(Stored records)
━━━━━━

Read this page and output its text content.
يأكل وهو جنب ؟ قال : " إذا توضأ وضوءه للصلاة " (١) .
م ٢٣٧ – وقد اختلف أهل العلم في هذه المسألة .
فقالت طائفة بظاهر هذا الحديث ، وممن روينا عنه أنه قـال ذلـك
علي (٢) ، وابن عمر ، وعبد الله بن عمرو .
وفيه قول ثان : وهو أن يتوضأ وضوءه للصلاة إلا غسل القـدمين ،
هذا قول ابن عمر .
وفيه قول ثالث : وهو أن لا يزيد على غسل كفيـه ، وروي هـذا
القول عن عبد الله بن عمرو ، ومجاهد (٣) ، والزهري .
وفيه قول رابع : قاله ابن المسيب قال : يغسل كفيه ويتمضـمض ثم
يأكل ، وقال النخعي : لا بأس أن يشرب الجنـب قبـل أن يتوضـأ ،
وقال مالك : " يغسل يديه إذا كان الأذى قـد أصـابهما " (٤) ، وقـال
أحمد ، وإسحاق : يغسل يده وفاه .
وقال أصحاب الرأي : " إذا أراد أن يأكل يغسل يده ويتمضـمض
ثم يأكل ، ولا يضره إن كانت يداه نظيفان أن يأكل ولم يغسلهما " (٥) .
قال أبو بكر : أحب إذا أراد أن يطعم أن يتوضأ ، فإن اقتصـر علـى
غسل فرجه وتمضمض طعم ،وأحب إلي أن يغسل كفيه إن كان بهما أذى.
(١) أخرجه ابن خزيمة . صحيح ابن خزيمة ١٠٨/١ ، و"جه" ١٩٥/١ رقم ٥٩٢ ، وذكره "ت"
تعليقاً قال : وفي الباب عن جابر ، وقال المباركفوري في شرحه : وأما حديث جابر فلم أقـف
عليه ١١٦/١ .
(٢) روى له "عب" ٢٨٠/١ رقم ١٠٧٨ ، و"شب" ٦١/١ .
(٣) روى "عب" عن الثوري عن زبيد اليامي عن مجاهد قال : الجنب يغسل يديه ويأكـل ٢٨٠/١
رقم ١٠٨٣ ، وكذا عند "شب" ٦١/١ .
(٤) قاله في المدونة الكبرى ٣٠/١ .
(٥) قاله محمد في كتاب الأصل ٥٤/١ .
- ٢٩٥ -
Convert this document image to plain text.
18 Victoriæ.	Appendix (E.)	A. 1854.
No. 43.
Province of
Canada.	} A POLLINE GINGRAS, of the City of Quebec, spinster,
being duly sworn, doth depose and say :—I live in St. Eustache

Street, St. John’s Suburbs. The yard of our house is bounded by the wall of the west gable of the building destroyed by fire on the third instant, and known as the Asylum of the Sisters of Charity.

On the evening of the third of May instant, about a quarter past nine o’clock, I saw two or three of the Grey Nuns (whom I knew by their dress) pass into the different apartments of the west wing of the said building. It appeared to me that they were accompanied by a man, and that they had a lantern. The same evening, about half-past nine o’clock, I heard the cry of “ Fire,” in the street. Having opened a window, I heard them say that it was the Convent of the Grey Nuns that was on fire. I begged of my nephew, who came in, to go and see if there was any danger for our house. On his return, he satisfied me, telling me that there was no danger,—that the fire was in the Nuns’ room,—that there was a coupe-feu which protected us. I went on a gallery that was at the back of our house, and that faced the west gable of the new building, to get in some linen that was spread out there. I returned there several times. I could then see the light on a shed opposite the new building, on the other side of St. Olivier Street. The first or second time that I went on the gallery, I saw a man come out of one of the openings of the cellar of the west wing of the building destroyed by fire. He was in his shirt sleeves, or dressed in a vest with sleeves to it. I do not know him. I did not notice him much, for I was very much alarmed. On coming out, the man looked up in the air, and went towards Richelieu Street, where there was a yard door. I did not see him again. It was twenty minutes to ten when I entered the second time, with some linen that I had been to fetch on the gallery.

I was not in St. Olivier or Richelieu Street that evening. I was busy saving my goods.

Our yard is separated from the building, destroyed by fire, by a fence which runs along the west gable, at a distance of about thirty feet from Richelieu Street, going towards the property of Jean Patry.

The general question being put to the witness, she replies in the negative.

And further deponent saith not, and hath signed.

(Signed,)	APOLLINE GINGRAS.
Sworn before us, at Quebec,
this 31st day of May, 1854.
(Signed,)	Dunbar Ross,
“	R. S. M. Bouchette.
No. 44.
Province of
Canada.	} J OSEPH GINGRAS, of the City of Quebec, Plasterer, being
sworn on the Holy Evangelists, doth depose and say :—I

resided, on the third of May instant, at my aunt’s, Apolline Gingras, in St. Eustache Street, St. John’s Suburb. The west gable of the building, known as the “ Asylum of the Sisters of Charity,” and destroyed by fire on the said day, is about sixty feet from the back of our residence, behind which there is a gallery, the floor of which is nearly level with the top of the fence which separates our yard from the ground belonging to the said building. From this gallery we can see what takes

━━━━━━

__Instruction__.
Using the listing, collect all lines in which the string "Charity" is found.

__Task output__.
Street, St. John’s Suburbs. The yard of our house is bounded by the wall of the west gable of the building destroyed by fire on the third instant, and known as the Asylum of the Sisters of Charity.
resided, on the third of May instant, at my aunt’s, Apolline Gingras, in St. Eustache Street, St. John’s Suburb. The west gable of the building, known as the “ Asylum of the Sisters of Charity,” and destroyed by fire on the said day, is about sixty feet from the back of our residence, behind which there is a gallery, the floor of which is nearly level with the top of the fence which separates our yard from the ground belonging to the said building. From this gallery we can see what takes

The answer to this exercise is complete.